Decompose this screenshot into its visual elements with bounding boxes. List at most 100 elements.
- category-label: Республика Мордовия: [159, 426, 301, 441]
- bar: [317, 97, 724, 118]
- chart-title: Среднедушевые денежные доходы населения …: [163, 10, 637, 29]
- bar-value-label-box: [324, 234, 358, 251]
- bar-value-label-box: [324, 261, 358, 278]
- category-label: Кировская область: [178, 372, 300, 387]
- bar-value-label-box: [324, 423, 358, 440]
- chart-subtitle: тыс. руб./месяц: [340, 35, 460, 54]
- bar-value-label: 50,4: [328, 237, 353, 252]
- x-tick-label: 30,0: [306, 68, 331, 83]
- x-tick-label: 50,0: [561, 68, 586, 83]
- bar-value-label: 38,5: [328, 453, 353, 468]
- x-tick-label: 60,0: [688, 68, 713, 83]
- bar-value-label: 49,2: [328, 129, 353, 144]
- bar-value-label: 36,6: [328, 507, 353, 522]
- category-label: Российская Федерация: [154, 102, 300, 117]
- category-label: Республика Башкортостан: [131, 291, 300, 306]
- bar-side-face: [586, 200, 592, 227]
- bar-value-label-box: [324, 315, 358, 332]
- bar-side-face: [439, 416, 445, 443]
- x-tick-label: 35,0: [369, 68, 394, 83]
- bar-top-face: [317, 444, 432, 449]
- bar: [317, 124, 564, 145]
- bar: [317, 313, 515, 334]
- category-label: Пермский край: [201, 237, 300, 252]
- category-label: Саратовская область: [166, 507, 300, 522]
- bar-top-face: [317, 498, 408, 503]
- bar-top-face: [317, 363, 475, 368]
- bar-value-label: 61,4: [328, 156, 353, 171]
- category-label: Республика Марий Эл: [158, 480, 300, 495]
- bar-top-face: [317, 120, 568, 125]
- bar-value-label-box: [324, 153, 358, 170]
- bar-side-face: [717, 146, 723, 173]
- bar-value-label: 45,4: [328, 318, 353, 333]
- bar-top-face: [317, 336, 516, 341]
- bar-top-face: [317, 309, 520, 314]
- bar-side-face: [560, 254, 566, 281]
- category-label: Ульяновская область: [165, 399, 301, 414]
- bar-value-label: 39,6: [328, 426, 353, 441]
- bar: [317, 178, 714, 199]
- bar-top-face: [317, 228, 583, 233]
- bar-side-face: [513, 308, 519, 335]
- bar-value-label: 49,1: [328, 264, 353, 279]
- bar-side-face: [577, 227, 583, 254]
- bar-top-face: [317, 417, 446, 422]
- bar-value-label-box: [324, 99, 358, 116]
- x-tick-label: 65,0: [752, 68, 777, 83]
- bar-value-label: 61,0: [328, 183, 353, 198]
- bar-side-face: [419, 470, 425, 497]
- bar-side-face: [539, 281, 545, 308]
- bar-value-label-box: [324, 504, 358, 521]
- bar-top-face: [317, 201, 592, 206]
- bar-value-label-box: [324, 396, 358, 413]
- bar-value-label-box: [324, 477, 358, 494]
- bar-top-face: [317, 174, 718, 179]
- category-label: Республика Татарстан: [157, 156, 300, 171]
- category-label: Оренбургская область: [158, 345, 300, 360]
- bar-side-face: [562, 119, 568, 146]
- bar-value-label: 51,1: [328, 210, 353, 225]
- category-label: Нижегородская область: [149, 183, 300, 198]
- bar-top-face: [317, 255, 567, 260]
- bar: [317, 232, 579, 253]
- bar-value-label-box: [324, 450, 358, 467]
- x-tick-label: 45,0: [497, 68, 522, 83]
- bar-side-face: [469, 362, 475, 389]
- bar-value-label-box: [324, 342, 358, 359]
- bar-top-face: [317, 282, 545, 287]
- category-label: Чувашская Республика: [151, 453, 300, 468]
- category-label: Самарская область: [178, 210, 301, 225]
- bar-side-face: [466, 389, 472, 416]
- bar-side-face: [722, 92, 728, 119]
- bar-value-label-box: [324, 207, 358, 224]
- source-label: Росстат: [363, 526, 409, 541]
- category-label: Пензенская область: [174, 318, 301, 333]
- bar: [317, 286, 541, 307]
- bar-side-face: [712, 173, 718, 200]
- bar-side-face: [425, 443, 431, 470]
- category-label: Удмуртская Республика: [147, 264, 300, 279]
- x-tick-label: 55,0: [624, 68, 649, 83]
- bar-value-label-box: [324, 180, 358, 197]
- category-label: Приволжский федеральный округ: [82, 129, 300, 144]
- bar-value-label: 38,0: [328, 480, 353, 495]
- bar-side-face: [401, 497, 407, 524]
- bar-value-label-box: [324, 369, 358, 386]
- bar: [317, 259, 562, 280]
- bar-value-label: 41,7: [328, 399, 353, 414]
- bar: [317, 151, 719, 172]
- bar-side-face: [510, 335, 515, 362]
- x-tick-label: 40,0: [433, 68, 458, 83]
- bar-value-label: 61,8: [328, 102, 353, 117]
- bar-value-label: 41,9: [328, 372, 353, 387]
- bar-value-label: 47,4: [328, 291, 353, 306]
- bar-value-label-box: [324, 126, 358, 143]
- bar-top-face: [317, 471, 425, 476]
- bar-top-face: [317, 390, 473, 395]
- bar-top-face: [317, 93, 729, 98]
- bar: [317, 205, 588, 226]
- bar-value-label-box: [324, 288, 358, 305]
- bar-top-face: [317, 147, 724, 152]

■ **Task to complete**
Copy the data above word for word, keeping every line in its original order.

■ **Final result**
Decompose this screenshot into its visual elements with bounding boxes. List at most 100 elements.
- category-label: Республика Мордовия: [159, 426, 301, 441]
- bar: [317, 97, 724, 118]
- chart-title: Среднедушевые денежные доходы населения …: [163, 10, 637, 29]
- bar-value-label-box: [324, 234, 358, 251]
- bar-value-label-box: [324, 261, 358, 278]
- category-label: Кировская область: [178, 372, 300, 387]
- bar-value-label-box: [324, 423, 358, 440]
- chart-subtitle: тыс. руб./месяц: [340, 35, 460, 54]
- bar-value-label: 50,4: [328, 237, 353, 252]
- x-tick-label: 30,0: [306, 68, 331, 83]
- x-tick-label: 50,0: [561, 68, 586, 83]
- bar-value-label: 38,5: [328, 453, 353, 468]
- x-tick-label: 60,0: [688, 68, 713, 83]
- bar-value-label: 49,2: [328, 129, 353, 144]
- bar-value-label: 36,6: [328, 507, 353, 522]
- category-label: Российская Федерация: [154, 102, 300, 117]
- category-label: Республика Башкортостан: [131, 291, 300, 306]
- bar-side-face: [586, 200, 592, 227]
- bar-value-label-box: [324, 315, 358, 332]
- bar-side-face: [439, 416, 445, 443]
- x-tick-label: 35,0: [369, 68, 394, 83]
- bar-top-face: [317, 444, 432, 449]
- bar: [317, 124, 564, 145]
- bar: [317, 313, 515, 334]
- category-label: Пермский край: [201, 237, 300, 252]
- category-label: Саратовская область: [166, 507, 300, 522]
- bar-top-face: [317, 498, 408, 503]
- bar-top-face: [317, 363, 475, 368]
- bar-value-label: 61,4: [328, 156, 353, 171]
- category-label: Республика Марий Эл: [158, 480, 300, 495]
- bar-top-face: [317, 120, 568, 125]
- bar-value-label-box: [324, 153, 358, 170]
- bar-side-face: [717, 146, 723, 173]
- bar-value-label: 45,4: [328, 318, 353, 333]
- bar-top-face: [317, 336, 516, 341]
- bar-top-face: [317, 309, 520, 314]
- bar-side-face: [560, 254, 566, 281]
- category-label: Ульяновская область: [165, 399, 301, 414]
- bar-value-label: 39,6: [328, 426, 353, 441]
- bar: [317, 178, 714, 199]
- bar-top-face: [317, 228, 583, 233]
- bar-side-face: [513, 308, 519, 335]
- bar-value-label: 49,1: [328, 264, 353, 279]
- bar-side-face: [577, 227, 583, 254]
- bar-top-face: [317, 417, 446, 422]
- bar-value-label-box: [324, 99, 358, 116]
- x-tick-label: 65,0: [752, 68, 777, 83]
- bar-value-label: 61,0: [328, 183, 353, 198]
- bar-side-face: [419, 470, 425, 497]
- bar-side-face: [539, 281, 545, 308]
- bar-value-label-box: [324, 504, 358, 521]
- bar-top-face: [317, 201, 592, 206]
- bar-value-label-box: [324, 396, 358, 413]
- bar-value-label-box: [324, 477, 358, 494]
- bar-top-face: [317, 174, 718, 179]
- category-label: Республика Татарстан: [157, 156, 300, 171]
- category-label: Оренбургская область: [158, 345, 300, 360]
- bar-side-face: [562, 119, 568, 146]
- bar-value-label: 51,1: [328, 210, 353, 225]
- category-label: Нижегородская область: [149, 183, 300, 198]
- bar-top-face: [317, 255, 567, 260]
- bar: [317, 232, 579, 253]
- bar-value-label-box: [324, 450, 358, 467]
- x-tick-label: 45,0: [497, 68, 522, 83]
- bar-side-face: [469, 362, 475, 389]
- bar-value-label-box: [324, 342, 358, 359]
- bar-top-face: [317, 282, 545, 287]
- category-label: Чувашская Республика: [151, 453, 300, 468]
- category-label: Самарская область: [178, 210, 301, 225]
- bar-side-face: [466, 389, 472, 416]
- bar-side-face: [722, 92, 728, 119]
- bar-value-label-box: [324, 207, 358, 224]
- source-label: Росстат: [363, 526, 409, 541]
- category-label: Пензенская область: [174, 318, 301, 333]
- bar: [317, 286, 541, 307]
- bar-side-face: [712, 173, 718, 200]
- bar-side-face: [425, 443, 431, 470]
- category-label: Удмуртская Республика: [147, 264, 300, 279]
- x-tick-label: 55,0: [624, 68, 649, 83]
- bar-value-label-box: [324, 180, 358, 197]
- category-label: Приволжский федеральный округ: [82, 129, 300, 144]
- bar-value-label: 38,0: [328, 480, 353, 495]
- bar-side-face: [401, 497, 407, 524]
- bar-value-label-box: [324, 369, 358, 386]
- bar: [317, 259, 562, 280]
- bar-value-label: 41,7: [328, 399, 353, 414]
- bar: [317, 151, 719, 172]
- bar-side-face: [510, 335, 515, 362]
- x-tick-label: 40,0: [433, 68, 458, 83]
- bar-value-label: 61,8: [328, 102, 353, 117]
- bar-value-label: 41,9: [328, 372, 353, 387]
- bar-value-label: 47,4: [328, 291, 353, 306]
- bar-value-label-box: [324, 126, 358, 143]
- bar-top-face: [317, 471, 425, 476]
- bar-top-face: [317, 390, 473, 395]
- bar-top-face: [317, 93, 729, 98]
- bar: [317, 205, 588, 226]
- bar-value-label-box: [324, 288, 358, 305]
- bar-top-face: [317, 147, 724, 152]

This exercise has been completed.